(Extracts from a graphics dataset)
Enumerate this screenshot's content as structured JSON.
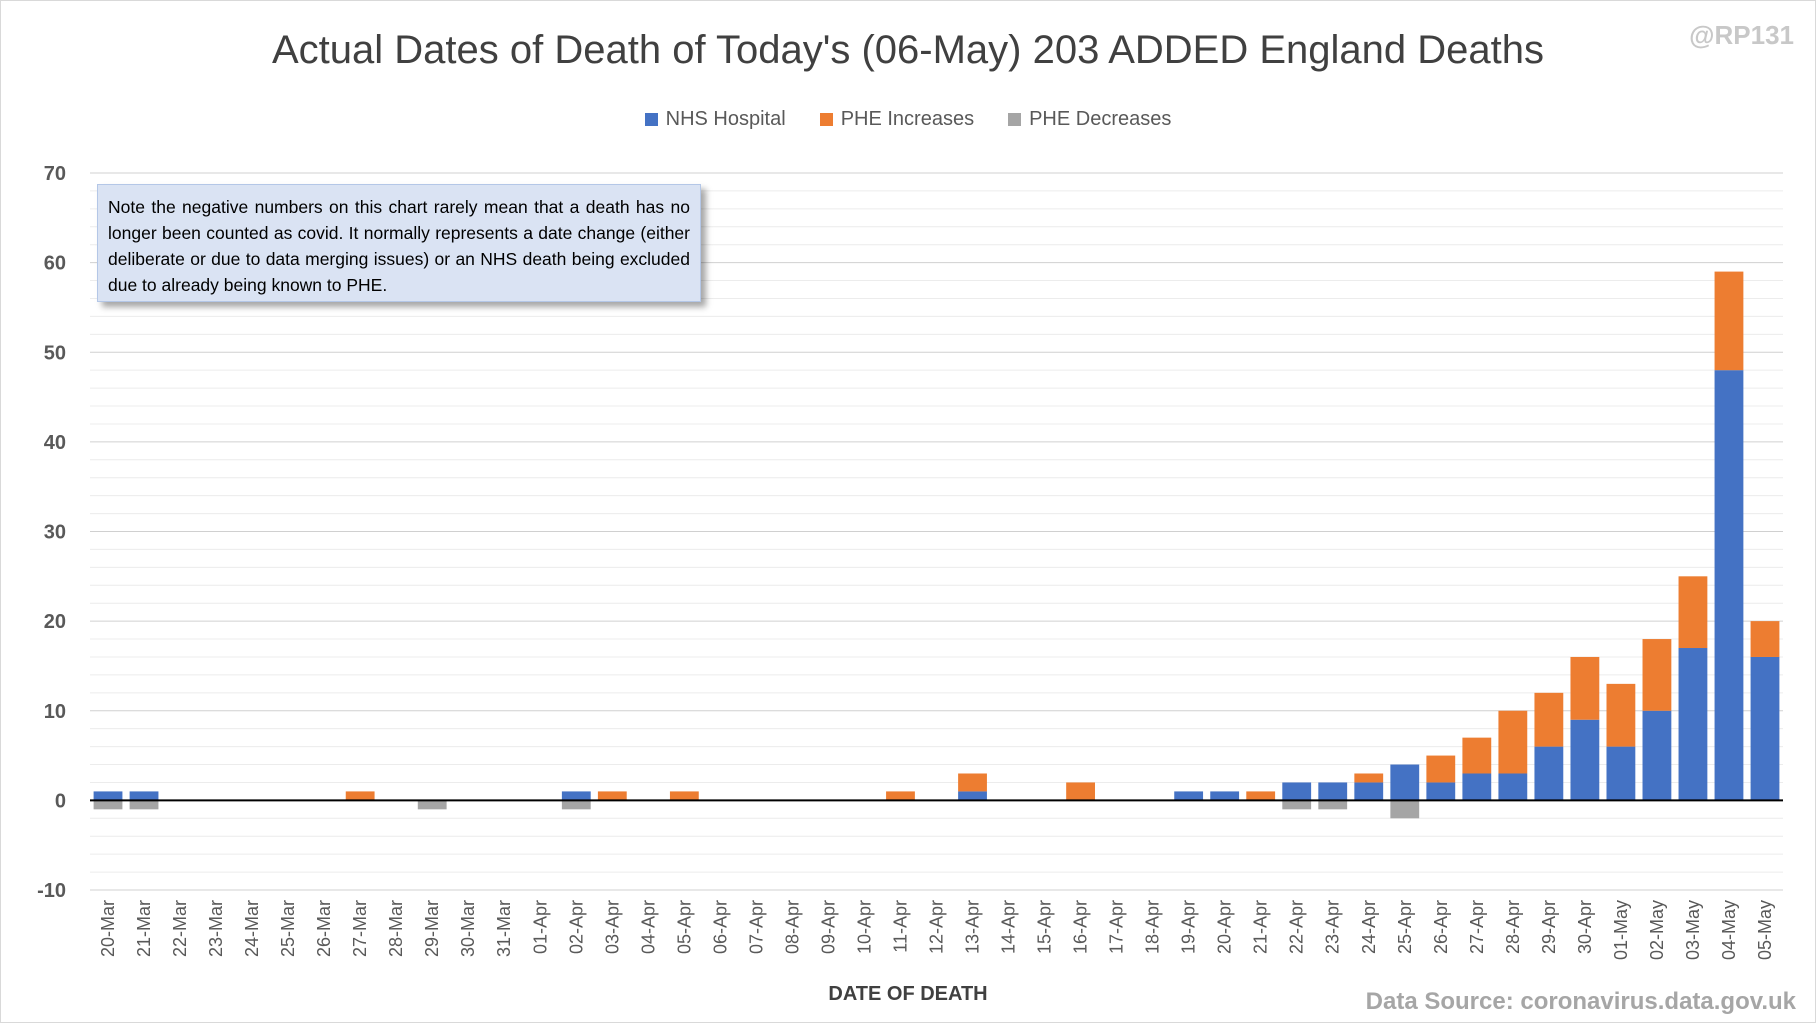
{
  "header": {
    "title": "Actual Dates of Death of Today's (06-May) 203 ADDED England Deaths",
    "handle": "@RP131"
  },
  "legend": [
    {
      "label": "NHS Hospital",
      "color": "#4472c4"
    },
    {
      "label": "PHE Increases",
      "color": "#ed7d31"
    },
    {
      "label": "PHE Decreases",
      "color": "#a5a5a5"
    }
  ],
  "note": {
    "text": "Note the negative numbers on this chart rarely mean that a death has no longer been counted as covid. It normally represents a date change (either deliberate or due to data merging issues) or an NHS death being excluded due to already being known to PHE."
  },
  "footer": {
    "source": "Data Source: coronavirus.data.gov.uk"
  },
  "chart_data": {
    "type": "bar",
    "stacked": true,
    "title": "Actual Dates of Death of Today's (06-May) 203 ADDED England Deaths",
    "xlabel": "DATE OF DEATH",
    "ylabel": "",
    "ylim": [
      -10,
      70
    ],
    "yticks": [
      -10,
      0,
      10,
      20,
      30,
      40,
      50,
      60,
      70
    ],
    "grid": true,
    "legend_position": "top",
    "categories": [
      "20-Mar",
      "21-Mar",
      "22-Mar",
      "23-Mar",
      "24-Mar",
      "25-Mar",
      "26-Mar",
      "27-Mar",
      "28-Mar",
      "29-Mar",
      "30-Mar",
      "31-Mar",
      "01-Apr",
      "02-Apr",
      "03-Apr",
      "04-Apr",
      "05-Apr",
      "06-Apr",
      "07-Apr",
      "08-Apr",
      "09-Apr",
      "10-Apr",
      "11-Apr",
      "12-Apr",
      "13-Apr",
      "14-Apr",
      "15-Apr",
      "16-Apr",
      "17-Apr",
      "18-Apr",
      "19-Apr",
      "20-Apr",
      "21-Apr",
      "22-Apr",
      "23-Apr",
      "24-Apr",
      "25-Apr",
      "26-Apr",
      "27-Apr",
      "28-Apr",
      "29-Apr",
      "30-Apr",
      "01-May",
      "02-May",
      "03-May",
      "04-May",
      "05-May"
    ],
    "series": [
      {
        "name": "NHS Hospital",
        "color": "#4472c4",
        "values": [
          1,
          1,
          0,
          0,
          0,
          0,
          0,
          0,
          0,
          0,
          0,
          0,
          0,
          1,
          0,
          0,
          0,
          0,
          0,
          0,
          0,
          0,
          0,
          0,
          1,
          0,
          0,
          0,
          0,
          0,
          1,
          1,
          0,
          2,
          2,
          2,
          4,
          2,
          3,
          3,
          6,
          9,
          6,
          10,
          17,
          48,
          16
        ]
      },
      {
        "name": "PHE Increases",
        "color": "#ed7d31",
        "values": [
          0,
          0,
          0,
          0,
          0,
          0,
          0,
          1,
          0,
          0,
          0,
          0,
          0,
          0,
          1,
          0,
          1,
          0,
          0,
          0,
          0,
          0,
          1,
          0,
          2,
          0,
          0,
          2,
          0,
          0,
          0,
          0,
          1,
          0,
          0,
          1,
          0,
          3,
          4,
          7,
          6,
          7,
          7,
          8,
          8,
          11,
          4
        ]
      },
      {
        "name": "PHE Decreases",
        "color": "#a5a5a5",
        "values": [
          -1,
          -1,
          0,
          0,
          0,
          0,
          0,
          0,
          0,
          -1,
          0,
          0,
          0,
          -1,
          0,
          0,
          0,
          0,
          0,
          0,
          0,
          0,
          0,
          0,
          0,
          0,
          0,
          0,
          0,
          0,
          0,
          0,
          0,
          -1,
          -1,
          0,
          -2,
          0,
          0,
          0,
          0,
          0,
          0,
          0,
          0,
          0,
          0
        ]
      }
    ]
  }
}
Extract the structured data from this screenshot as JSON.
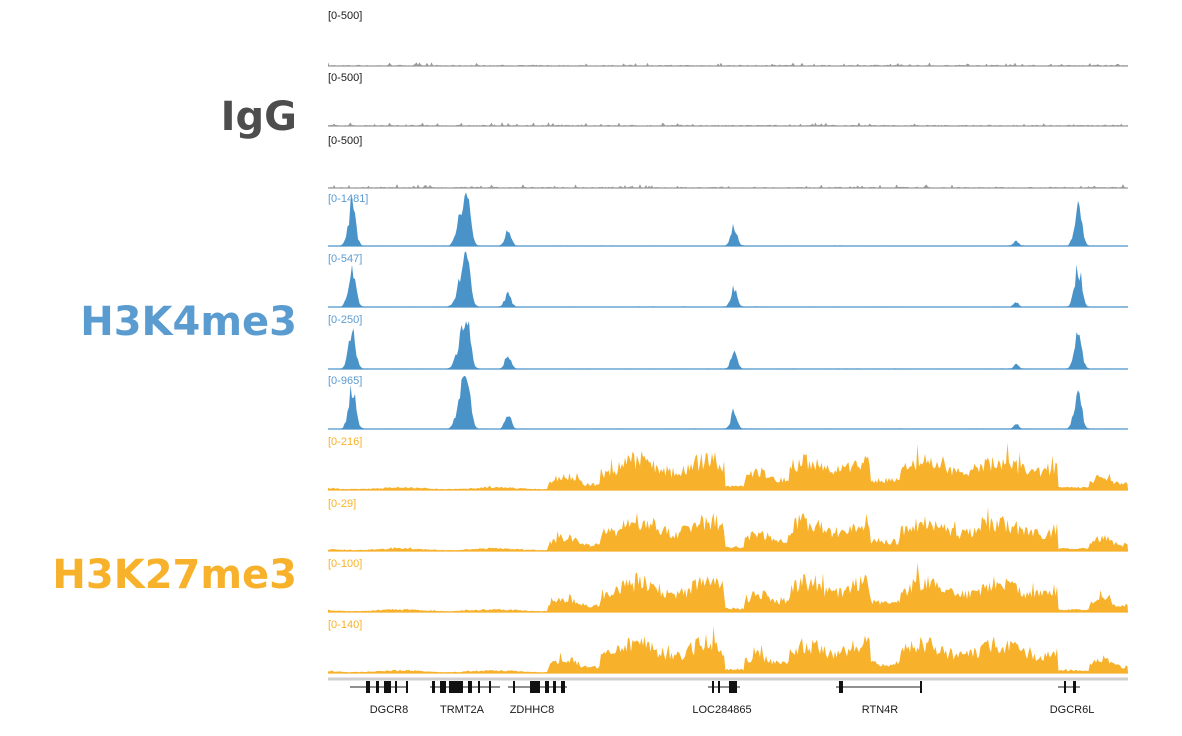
{
  "groups": [
    {
      "key": "igg",
      "label": "IgG",
      "color": "#4d4d4d",
      "tracks": [
        {
          "range": "[0-500]"
        },
        {
          "range": "[0-500]"
        },
        {
          "range": "[0-500]"
        }
      ]
    },
    {
      "key": "h3k4me3",
      "label": "H3K4me3",
      "color": "#5a9bd0",
      "tracks": [
        {
          "range": "[0-1481]"
        },
        {
          "range": "[0-547]"
        },
        {
          "range": "[0-250]"
        },
        {
          "range": "[0-965]"
        }
      ]
    },
    {
      "key": "h3k27me3",
      "label": "H3K27me3",
      "color": "#f7b12a",
      "tracks": [
        {
          "range": "[0-216]"
        },
        {
          "range": "[0-29]"
        },
        {
          "range": "[0-100]"
        },
        {
          "range": "[0-140]"
        }
      ]
    }
  ],
  "genes": [
    "DGCR8",
    "TRMT2A",
    "ZDHHC8",
    "LOC284865",
    "RTN4R",
    "DGCR6L"
  ]
}
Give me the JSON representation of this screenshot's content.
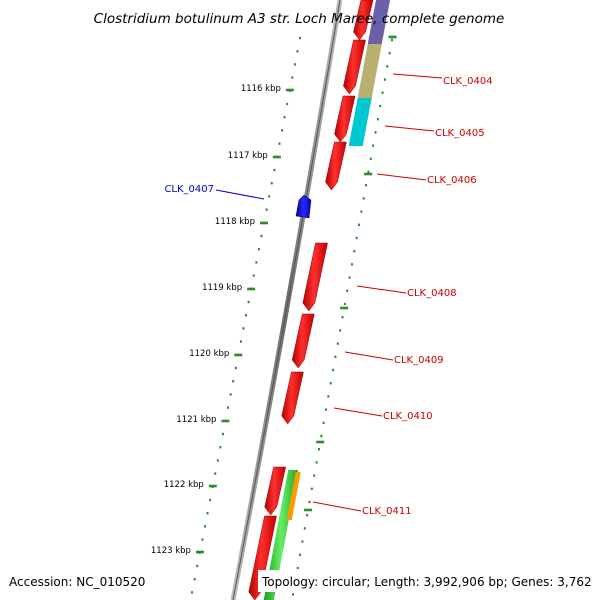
{
  "title": "Clostridium botulinum A3 str. Loch Maree, complete genome",
  "footer": {
    "accession": "Accession: NC_010520",
    "summary": "Topology: circular; Length: 3,992,906 bp; Genes: 3,762"
  },
  "ticks": [
    {
      "label": "1116 kbp",
      "kbp": 1116
    },
    {
      "label": "1117 kbp",
      "kbp": 1117
    },
    {
      "label": "1118 kbp",
      "kbp": 1118
    },
    {
      "label": "1119 kbp",
      "kbp": 1119
    },
    {
      "label": "1120 kbp",
      "kbp": 1120
    },
    {
      "label": "1121 kbp",
      "kbp": 1121
    },
    {
      "label": "1122 kbp",
      "kbp": 1122
    },
    {
      "label": "1123 kbp",
      "kbp": 1123
    }
  ],
  "genes": [
    {
      "label": "CLK_0404",
      "strand": "forward"
    },
    {
      "label": "CLK_0405",
      "strand": "forward"
    },
    {
      "label": "CLK_0406",
      "strand": "forward"
    },
    {
      "label": "CLK_0407",
      "strand": "reverse"
    },
    {
      "label": "CLK_0408",
      "strand": "forward"
    },
    {
      "label": "CLK_0409",
      "strand": "forward"
    },
    {
      "label": "CLK_0410",
      "strand": "forward"
    },
    {
      "label": "CLK_0411",
      "strand": "forward"
    }
  ],
  "colors": {
    "backbone": "#8a8a8a",
    "forward_cds": "#ff0000",
    "reverse_cds": "#0000ff",
    "forward_label": "#cc0000",
    "reverse_label": "#0000cc",
    "scale_dots": "#2e8b2e",
    "cog_purple": "#6a5fa8",
    "cog_olive": "#b8b070",
    "cog_cyan": "#00c8d2",
    "cog_green": "#33cc33",
    "cog_orange": "#ff9900"
  }
}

TASK DIRECTIONS: Give back each entry exactly as it appears. Leave pictures out.

ANSWER TO THIS TASK:
Enumerate this screenshot's content as structured JSON.
{
  "header": {
    "title": "Actual Dates of Death of Today's (06-May) 203 ADDED England Deaths",
    "handle": "@RP131"
  },
  "legend": [
    {
      "label": "NHS Hospital",
      "color": "#4472c4"
    },
    {
      "label": "PHE Increases",
      "color": "#ed7d31"
    },
    {
      "label": "PHE Decreases",
      "color": "#a5a5a5"
    }
  ],
  "note": {
    "text": "Note the negative numbers on this chart rarely mean that a death has no longer been counted as covid. It normally represents a date change (either deliberate or due to data merging issues) or an NHS death being excluded due to already being known to PHE."
  },
  "footer": {
    "source": "Data Source: coronavirus.data.gov.uk"
  },
  "chart_data": {
    "type": "bar",
    "stacked": true,
    "title": "Actual Dates of Death of Today's (06-May) 203 ADDED England Deaths",
    "xlabel": "DATE OF DEATH",
    "ylabel": "",
    "ylim": [
      -10,
      70
    ],
    "yticks": [
      -10,
      0,
      10,
      20,
      30,
      40,
      50,
      60,
      70
    ],
    "grid": true,
    "legend_position": "top",
    "categories": [
      "20-Mar",
      "21-Mar",
      "22-Mar",
      "23-Mar",
      "24-Mar",
      "25-Mar",
      "26-Mar",
      "27-Mar",
      "28-Mar",
      "29-Mar",
      "30-Mar",
      "31-Mar",
      "01-Apr",
      "02-Apr",
      "03-Apr",
      "04-Apr",
      "05-Apr",
      "06-Apr",
      "07-Apr",
      "08-Apr",
      "09-Apr",
      "10-Apr",
      "11-Apr",
      "12-Apr",
      "13-Apr",
      "14-Apr",
      "15-Apr",
      "16-Apr",
      "17-Apr",
      "18-Apr",
      "19-Apr",
      "20-Apr",
      "21-Apr",
      "22-Apr",
      "23-Apr",
      "24-Apr",
      "25-Apr",
      "26-Apr",
      "27-Apr",
      "28-Apr",
      "29-Apr",
      "30-Apr",
      "01-May",
      "02-May",
      "03-May",
      "04-May",
      "05-May"
    ],
    "series": [
      {
        "name": "NHS Hospital",
        "color": "#4472c4",
        "values": [
          1,
          1,
          0,
          0,
          0,
          0,
          0,
          0,
          0,
          0,
          0,
          0,
          0,
          1,
          0,
          0,
          0,
          0,
          0,
          0,
          0,
          0,
          0,
          0,
          1,
          0,
          0,
          0,
          0,
          0,
          1,
          1,
          0,
          2,
          2,
          2,
          4,
          2,
          3,
          3,
          6,
          9,
          6,
          10,
          17,
          48,
          16
        ]
      },
      {
        "name": "PHE Increases",
        "color": "#ed7d31",
        "values": [
          0,
          0,
          0,
          0,
          0,
          0,
          0,
          1,
          0,
          0,
          0,
          0,
          0,
          0,
          1,
          0,
          1,
          0,
          0,
          0,
          0,
          0,
          1,
          0,
          2,
          0,
          0,
          2,
          0,
          0,
          0,
          0,
          1,
          0,
          0,
          1,
          0,
          3,
          4,
          7,
          6,
          7,
          7,
          8,
          8,
          11,
          4
        ]
      },
      {
        "name": "PHE Decreases",
        "color": "#a5a5a5",
        "values": [
          -1,
          -1,
          0,
          0,
          0,
          0,
          0,
          0,
          0,
          -1,
          0,
          0,
          0,
          -1,
          0,
          0,
          0,
          0,
          0,
          0,
          0,
          0,
          0,
          0,
          0,
          0,
          0,
          0,
          0,
          0,
          0,
          0,
          0,
          -1,
          -1,
          0,
          -2,
          0,
          0,
          0,
          0,
          0,
          0,
          0,
          0,
          0,
          0
        ]
      }
    ]
  }
}
Extract the structured data from this screenshot as JSON.
{
  "groups": [
    {
      "key": "igg",
      "label": "IgG",
      "color": "#4d4d4d",
      "tracks": [
        {
          "range": "[0-500]"
        },
        {
          "range": "[0-500]"
        },
        {
          "range": "[0-500]"
        }
      ]
    },
    {
      "key": "h3k4me3",
      "label": "H3K4me3",
      "color": "#5a9bd0",
      "tracks": [
        {
          "range": "[0-1481]"
        },
        {
          "range": "[0-547]"
        },
        {
          "range": "[0-250]"
        },
        {
          "range": "[0-965]"
        }
      ]
    },
    {
      "key": "h3k27me3",
      "label": "H3K27me3",
      "color": "#f7b12a",
      "tracks": [
        {
          "range": "[0-216]"
        },
        {
          "range": "[0-29]"
        },
        {
          "range": "[0-100]"
        },
        {
          "range": "[0-140]"
        }
      ]
    }
  ],
  "genes": [
    "DGCR8",
    "TRMT2A",
    "ZDHHC8",
    "LOC284865",
    "RTN4R",
    "DGCR6L"
  ]
}
Give me the JSON representation of this screenshot's content.
{
  "title": "Clostridium botulinum A3 str. Loch Maree, complete genome",
  "footer": {
    "accession": "Accession: NC_010520",
    "summary": "Topology: circular; Length: 3,992,906 bp; Genes: 3,762"
  },
  "ticks": [
    {
      "label": "1116 kbp",
      "kbp": 1116
    },
    {
      "label": "1117 kbp",
      "kbp": 1117
    },
    {
      "label": "1118 kbp",
      "kbp": 1118
    },
    {
      "label": "1119 kbp",
      "kbp": 1119
    },
    {
      "label": "1120 kbp",
      "kbp": 1120
    },
    {
      "label": "1121 kbp",
      "kbp": 1121
    },
    {
      "label": "1122 kbp",
      "kbp": 1122
    },
    {
      "label": "1123 kbp",
      "kbp": 1123
    }
  ],
  "genes": [
    {
      "label": "CLK_0404",
      "strand": "forward"
    },
    {
      "label": "CLK_0405",
      "strand": "forward"
    },
    {
      "label": "CLK_0406",
      "strand": "forward"
    },
    {
      "label": "CLK_0407",
      "strand": "reverse"
    },
    {
      "label": "CLK_0408",
      "strand": "forward"
    },
    {
      "label": "CLK_0409",
      "strand": "forward"
    },
    {
      "label": "CLK_0410",
      "strand": "forward"
    },
    {
      "label": "CLK_0411",
      "strand": "forward"
    }
  ],
  "colors": {
    "backbone": "#8a8a8a",
    "forward_cds": "#ff0000",
    "reverse_cds": "#0000ff",
    "forward_label": "#cc0000",
    "reverse_label": "#0000cc",
    "scale_dots": "#2e8b2e",
    "cog_purple": "#6a5fa8",
    "cog_olive": "#b8b070",
    "cog_cyan": "#00c8d2",
    "cog_green": "#33cc33",
    "cog_orange": "#ff9900"
  }
}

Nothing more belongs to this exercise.